## What to do:
Only lines with the word "content" are needed; collect each of them from the listing below.

::: Extracted material

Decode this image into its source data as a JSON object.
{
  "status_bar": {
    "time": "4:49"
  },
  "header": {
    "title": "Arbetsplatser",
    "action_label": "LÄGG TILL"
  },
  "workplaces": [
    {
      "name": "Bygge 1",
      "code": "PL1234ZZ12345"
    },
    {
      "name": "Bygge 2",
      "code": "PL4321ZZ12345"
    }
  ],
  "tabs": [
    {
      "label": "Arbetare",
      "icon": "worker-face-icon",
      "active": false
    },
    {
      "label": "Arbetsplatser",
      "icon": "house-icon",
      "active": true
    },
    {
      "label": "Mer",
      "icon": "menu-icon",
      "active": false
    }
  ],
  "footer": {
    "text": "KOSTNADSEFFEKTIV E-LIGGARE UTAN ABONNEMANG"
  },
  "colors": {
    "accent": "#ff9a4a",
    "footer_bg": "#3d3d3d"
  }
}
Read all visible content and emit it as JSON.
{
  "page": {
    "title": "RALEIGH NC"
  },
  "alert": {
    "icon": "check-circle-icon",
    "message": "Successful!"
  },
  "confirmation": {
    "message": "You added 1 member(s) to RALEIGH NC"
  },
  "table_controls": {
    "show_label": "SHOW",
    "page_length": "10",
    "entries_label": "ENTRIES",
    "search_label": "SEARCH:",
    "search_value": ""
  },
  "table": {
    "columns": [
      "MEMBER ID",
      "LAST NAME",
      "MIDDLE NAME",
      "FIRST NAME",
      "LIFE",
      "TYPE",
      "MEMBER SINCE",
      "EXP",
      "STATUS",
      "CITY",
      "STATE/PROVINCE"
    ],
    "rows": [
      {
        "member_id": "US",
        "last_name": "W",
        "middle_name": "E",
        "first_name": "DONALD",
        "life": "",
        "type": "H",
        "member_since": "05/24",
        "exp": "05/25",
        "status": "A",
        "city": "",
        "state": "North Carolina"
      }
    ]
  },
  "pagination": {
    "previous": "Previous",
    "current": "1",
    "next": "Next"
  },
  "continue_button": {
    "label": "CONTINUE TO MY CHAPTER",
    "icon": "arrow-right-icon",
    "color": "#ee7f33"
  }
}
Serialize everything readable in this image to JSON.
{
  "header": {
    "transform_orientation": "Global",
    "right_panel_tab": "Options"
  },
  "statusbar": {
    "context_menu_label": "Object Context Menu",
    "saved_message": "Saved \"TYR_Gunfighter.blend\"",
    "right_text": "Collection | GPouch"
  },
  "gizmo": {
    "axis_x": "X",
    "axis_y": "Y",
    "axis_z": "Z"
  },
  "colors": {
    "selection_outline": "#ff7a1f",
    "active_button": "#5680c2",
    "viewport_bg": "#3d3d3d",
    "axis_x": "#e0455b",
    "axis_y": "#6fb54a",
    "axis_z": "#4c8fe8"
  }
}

::::::
::: Extracted material

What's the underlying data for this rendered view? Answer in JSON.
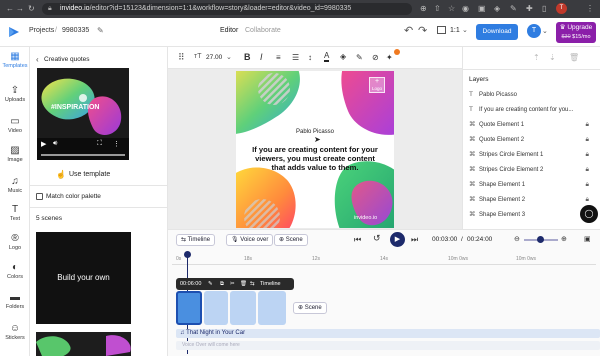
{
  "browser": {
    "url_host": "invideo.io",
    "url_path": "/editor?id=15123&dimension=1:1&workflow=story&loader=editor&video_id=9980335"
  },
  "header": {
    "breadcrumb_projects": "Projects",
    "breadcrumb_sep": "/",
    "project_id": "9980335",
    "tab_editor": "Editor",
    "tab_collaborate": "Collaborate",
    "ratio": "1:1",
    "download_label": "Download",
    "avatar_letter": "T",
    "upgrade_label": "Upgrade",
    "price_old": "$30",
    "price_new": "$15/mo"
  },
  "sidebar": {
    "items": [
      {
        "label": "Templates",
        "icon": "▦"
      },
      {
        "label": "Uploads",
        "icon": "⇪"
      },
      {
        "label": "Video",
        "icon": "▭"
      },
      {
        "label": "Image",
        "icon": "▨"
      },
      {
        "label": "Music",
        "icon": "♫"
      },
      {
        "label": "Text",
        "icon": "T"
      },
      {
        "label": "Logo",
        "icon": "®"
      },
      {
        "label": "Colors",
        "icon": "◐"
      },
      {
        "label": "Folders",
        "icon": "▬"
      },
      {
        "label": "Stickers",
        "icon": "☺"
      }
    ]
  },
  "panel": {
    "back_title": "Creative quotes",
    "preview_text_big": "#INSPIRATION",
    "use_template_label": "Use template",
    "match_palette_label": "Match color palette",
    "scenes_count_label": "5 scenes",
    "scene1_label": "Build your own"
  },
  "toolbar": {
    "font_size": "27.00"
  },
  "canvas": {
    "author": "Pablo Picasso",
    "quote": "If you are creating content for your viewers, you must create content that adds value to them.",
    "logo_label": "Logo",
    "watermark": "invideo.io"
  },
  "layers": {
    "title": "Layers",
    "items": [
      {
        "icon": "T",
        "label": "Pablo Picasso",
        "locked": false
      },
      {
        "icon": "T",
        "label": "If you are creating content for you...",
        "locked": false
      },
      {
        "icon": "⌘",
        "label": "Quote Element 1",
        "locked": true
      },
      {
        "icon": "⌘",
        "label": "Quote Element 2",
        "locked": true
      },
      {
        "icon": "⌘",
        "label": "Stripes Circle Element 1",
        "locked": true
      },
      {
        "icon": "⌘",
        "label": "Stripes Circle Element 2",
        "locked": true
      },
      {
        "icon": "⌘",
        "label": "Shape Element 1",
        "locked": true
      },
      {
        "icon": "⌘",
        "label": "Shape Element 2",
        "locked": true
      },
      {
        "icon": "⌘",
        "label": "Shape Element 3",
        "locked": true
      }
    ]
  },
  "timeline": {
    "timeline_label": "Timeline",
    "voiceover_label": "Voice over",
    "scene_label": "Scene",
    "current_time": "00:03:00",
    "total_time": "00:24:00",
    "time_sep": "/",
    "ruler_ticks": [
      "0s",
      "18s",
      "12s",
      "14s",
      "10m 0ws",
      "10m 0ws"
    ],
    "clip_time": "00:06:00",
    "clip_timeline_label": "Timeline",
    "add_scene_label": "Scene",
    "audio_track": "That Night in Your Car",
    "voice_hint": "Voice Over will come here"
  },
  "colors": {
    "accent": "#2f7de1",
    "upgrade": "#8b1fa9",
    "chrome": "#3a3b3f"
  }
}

::::::
::: Extracted material

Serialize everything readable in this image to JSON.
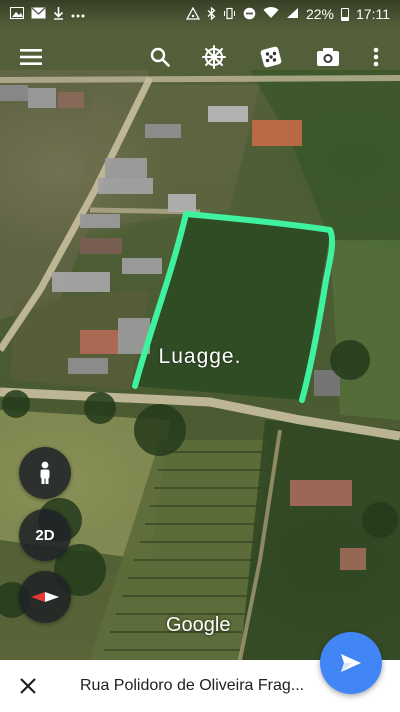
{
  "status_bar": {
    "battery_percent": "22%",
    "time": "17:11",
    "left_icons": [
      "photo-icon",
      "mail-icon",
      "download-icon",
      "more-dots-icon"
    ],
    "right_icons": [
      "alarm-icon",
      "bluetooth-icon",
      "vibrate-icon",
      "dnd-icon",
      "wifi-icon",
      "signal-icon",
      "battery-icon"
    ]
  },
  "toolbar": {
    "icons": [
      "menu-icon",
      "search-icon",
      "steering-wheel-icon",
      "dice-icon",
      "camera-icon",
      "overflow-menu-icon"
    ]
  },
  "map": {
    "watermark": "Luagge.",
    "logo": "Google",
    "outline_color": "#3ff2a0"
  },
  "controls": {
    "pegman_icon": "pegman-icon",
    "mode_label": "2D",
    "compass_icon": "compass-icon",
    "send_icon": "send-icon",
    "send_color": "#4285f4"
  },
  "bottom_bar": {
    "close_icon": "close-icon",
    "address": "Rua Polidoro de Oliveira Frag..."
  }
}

::::::

## Worked answer:
Read all visible content and emit it as JSON.
    "quote": "If you are creating content for your viewers, you must create content that adds value to them.",
        "label": "If you are creating content for you...",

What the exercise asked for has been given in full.